**Задание**
Перепечатайте текст для чтения целиком, не изменяя в нем ни единого знака.

**Текст для чтения**
==========

Одной из первых истин, усвоенных нами с Наташей после революции, уже при Временном правительстве, явилось сознание, что все находившееся в России наше движимое и недвижимое имущество потеряно навсегда и безвозвратно и что рассчитывать мы должны только на самих себя, обеспечивая прежде всего существование близких, которые от нас зависели. Наташа, не задумываясь, ликвидировала свои драгоценности. На вырученные от продажи деньги она создала пожизненную ренту своей матери, а на остаток в тридцать тысяч франков купила домик с огородом вне Парижа, в тихом Сен-Жермене.

Скопидомство вообще несвойственно русской натуре, да и две пережитые войны приучили меня не считаться с интересами домашнего очага. Мне, например, казалось совершенно естественным обратить ради экономии казенных денег мою собственную парижскую квартиру в служебную канцелярию. Нечего и говорить, что через четыре года войны только протертый до дыр бобрик, сплошь покрывавший полы, напоминал о прежних приемах русского военного агента во Франции.

==========

**Исходные данные**
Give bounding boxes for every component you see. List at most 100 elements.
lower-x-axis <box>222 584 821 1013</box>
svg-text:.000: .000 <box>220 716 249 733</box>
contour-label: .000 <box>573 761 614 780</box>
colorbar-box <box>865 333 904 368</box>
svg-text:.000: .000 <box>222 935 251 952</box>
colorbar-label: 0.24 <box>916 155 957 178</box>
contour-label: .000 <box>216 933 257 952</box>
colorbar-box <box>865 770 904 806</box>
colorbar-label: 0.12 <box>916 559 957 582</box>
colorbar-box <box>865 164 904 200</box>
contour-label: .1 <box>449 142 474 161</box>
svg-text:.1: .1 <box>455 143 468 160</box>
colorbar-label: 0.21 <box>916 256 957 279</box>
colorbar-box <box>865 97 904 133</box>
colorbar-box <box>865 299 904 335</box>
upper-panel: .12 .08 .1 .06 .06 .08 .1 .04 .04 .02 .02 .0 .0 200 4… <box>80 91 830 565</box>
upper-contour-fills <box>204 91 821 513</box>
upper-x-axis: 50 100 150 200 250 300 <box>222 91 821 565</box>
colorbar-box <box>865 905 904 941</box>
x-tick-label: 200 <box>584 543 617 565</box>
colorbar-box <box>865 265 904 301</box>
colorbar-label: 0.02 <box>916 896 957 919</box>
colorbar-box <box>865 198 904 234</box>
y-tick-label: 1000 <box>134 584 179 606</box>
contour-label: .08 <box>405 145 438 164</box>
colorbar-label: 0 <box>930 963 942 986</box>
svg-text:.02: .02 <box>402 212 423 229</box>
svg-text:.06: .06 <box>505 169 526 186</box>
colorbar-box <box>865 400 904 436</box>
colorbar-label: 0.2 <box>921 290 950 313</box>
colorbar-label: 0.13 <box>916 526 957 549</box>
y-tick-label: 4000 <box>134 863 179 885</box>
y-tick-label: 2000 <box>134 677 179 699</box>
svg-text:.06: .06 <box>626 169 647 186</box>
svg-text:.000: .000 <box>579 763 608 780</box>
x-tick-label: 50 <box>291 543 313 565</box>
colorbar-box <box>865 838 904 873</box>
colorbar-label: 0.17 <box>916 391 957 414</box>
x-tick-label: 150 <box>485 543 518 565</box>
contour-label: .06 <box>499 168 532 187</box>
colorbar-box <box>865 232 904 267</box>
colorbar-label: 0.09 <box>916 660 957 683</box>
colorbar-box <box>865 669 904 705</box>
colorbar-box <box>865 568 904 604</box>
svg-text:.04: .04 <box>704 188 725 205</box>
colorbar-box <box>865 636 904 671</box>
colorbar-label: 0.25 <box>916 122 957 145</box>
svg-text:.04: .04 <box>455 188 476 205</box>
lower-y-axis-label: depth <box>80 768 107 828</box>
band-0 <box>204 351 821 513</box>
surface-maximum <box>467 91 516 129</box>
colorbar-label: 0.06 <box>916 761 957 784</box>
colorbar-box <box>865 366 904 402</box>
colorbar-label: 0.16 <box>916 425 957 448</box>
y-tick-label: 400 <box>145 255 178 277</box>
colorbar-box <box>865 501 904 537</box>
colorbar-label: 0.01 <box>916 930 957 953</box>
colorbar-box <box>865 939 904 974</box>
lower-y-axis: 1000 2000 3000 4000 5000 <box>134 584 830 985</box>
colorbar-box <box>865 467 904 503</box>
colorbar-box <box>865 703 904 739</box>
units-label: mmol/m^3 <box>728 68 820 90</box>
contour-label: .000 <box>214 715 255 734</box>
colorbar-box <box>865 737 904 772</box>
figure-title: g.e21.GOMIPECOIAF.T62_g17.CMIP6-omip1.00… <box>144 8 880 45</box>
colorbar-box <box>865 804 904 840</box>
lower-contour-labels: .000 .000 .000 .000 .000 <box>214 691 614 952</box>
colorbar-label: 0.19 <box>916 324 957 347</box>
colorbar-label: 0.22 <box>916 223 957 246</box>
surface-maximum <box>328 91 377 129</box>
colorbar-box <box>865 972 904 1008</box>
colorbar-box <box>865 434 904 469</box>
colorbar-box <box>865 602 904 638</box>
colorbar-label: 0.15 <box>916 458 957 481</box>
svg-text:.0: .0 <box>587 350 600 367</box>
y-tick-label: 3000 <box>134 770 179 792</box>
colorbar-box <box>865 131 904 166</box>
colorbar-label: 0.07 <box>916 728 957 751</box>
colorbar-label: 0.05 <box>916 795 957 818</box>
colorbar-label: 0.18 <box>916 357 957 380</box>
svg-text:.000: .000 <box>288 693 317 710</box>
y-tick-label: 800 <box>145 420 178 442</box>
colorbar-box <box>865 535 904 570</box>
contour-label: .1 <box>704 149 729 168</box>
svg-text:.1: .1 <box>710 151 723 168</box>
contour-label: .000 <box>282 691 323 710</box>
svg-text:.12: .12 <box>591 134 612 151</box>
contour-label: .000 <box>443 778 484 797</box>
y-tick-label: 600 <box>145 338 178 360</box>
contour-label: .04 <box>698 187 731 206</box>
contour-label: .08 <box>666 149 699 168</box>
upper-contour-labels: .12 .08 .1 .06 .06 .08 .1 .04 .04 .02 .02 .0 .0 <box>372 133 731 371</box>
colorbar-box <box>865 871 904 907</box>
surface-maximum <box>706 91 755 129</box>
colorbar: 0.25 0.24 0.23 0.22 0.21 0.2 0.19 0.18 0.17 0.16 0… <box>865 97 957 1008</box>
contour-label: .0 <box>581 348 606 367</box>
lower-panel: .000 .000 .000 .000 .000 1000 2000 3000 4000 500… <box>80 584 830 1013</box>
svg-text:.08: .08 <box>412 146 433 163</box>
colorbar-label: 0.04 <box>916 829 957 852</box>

==========

**Результат выполнения**
Одной из первых истин, усвоенных нами с Наташей после революции, уже при Временном правительстве, явилось сознание, что все находившееся в России наше движимое и недвижимое имущество потеряно навсегда и безвозвратно и что рассчитывать мы должны только на самих себя, обеспечивая прежде всего существование близких, которые от нас зависели. Наташа, не задумываясь, ликвидировала свои драгоценности. На вырученные от продажи деньги она создала пожизненную ренту своей матери, а на остаток в тридцать тысяч франков купила домик с огородом вне Парижа, в тихом Сен-Жермене.

Скопидомство вообще несвойственно русской натуре, да и две пережитые войны приучили меня не считаться с интересами домашнего очага. Мне, например, казалось совершенно естественным обратить ради экономии казенных денег мою собственную парижскую квартиру в служебную канцелярию. Нечего и говорить, что через четыре года войны только протертый до дыр бобрик, сплошь покрывавший полы, напоминал о прежних приемах русского военного агента во Франции.